Excerpted data:
_ _ _ _ _ _ _

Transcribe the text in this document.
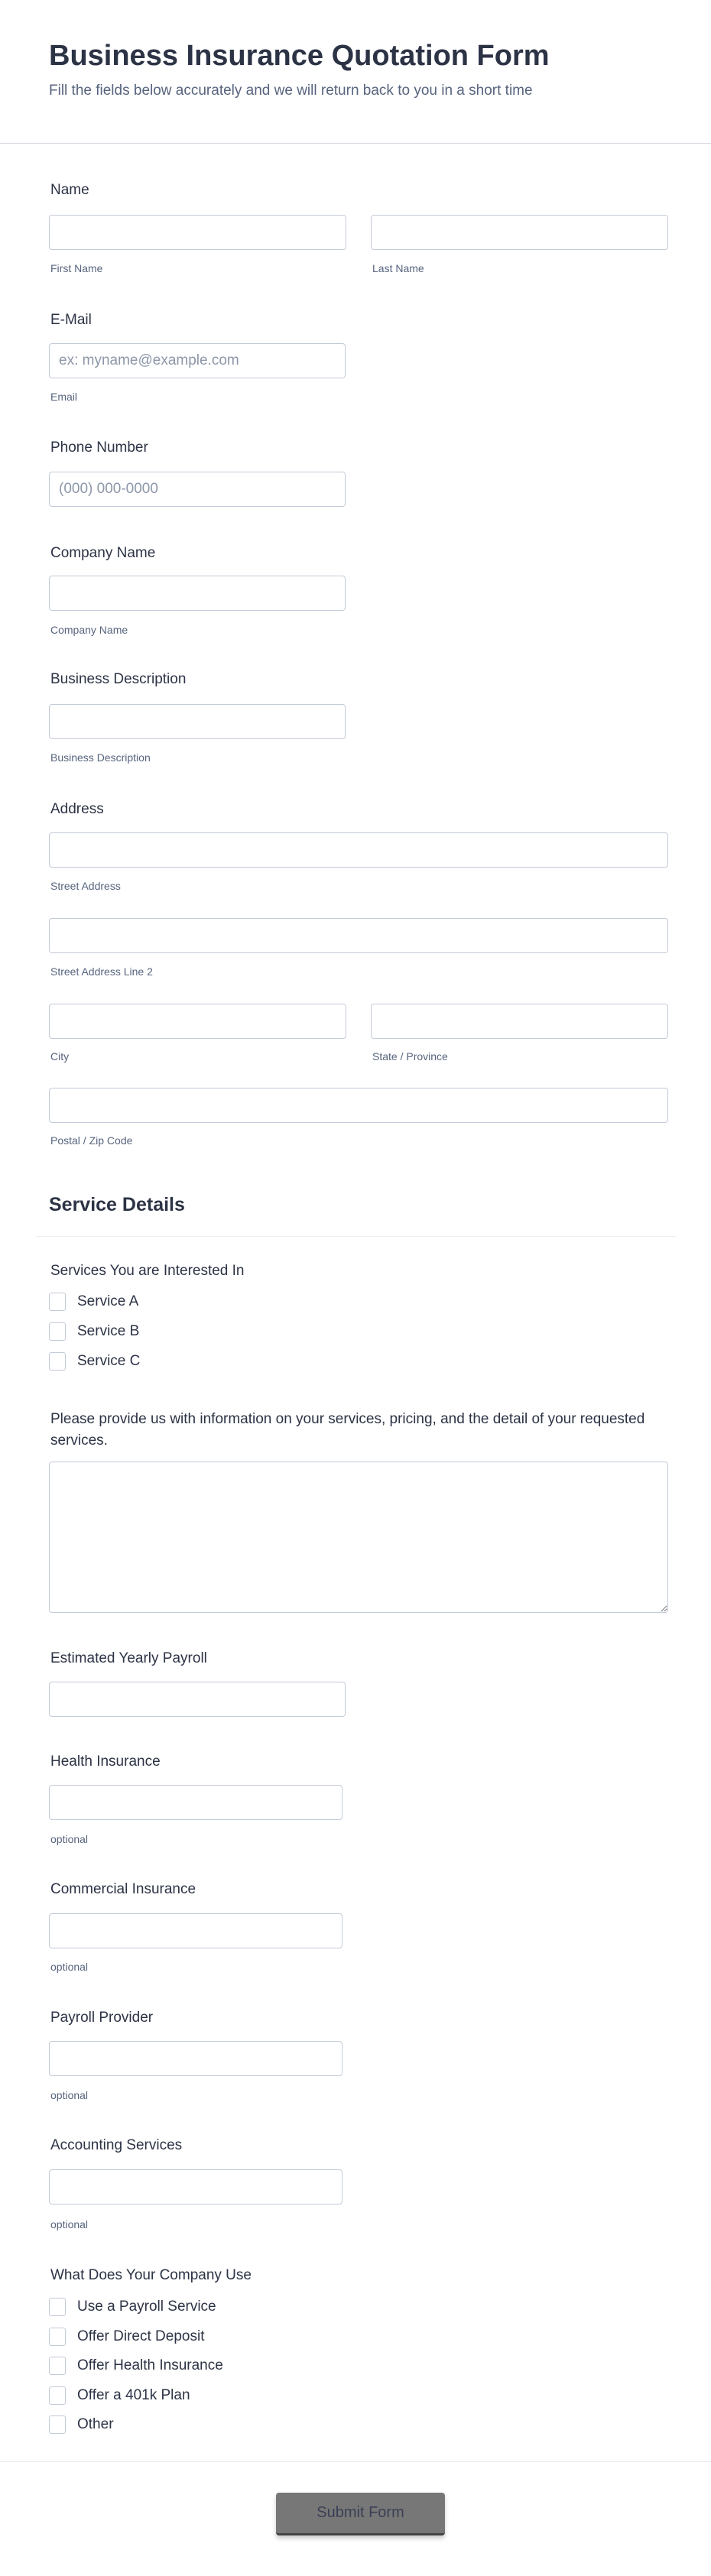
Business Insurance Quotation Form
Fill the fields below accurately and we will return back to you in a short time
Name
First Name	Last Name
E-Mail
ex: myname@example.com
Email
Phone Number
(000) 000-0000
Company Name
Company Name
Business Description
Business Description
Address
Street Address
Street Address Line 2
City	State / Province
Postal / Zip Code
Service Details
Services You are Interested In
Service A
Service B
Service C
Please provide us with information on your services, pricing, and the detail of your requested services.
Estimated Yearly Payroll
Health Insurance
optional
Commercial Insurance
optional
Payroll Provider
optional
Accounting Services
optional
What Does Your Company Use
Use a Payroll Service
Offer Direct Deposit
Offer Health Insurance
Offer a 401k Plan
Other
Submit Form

_ _ _ _ _ _ _

Task details: Without including any pictures, print all of the material exactly as given.

Answer to this problem:
Transcribe the text in this document.
Business Insurance Quotation Form
Fill the fields below accurately and we will return back to you in a short time
Name
First Name	Last Name
E-Mail
ex: myname@example.com
Email
Phone Number
(000) 000-0000
Company Name
Company Name
Business Description
Business Description
Address
Street Address
Street Address Line 2
City	State / Province
Postal / Zip Code
Service Details
Services You are Interested In
Service A
Service B
Service C
Please provide us with information on your services, pricing, and the detail of your requested services.
Estimated Yearly Payroll
Health Insurance
optional
Commercial Insurance
optional
Payroll Provider
optional
Accounting Services
optional
What Does Your Company Use
Use a Payroll Service
Offer Direct Deposit
Offer Health Insurance
Offer a 401k Plan
Other
Submit Form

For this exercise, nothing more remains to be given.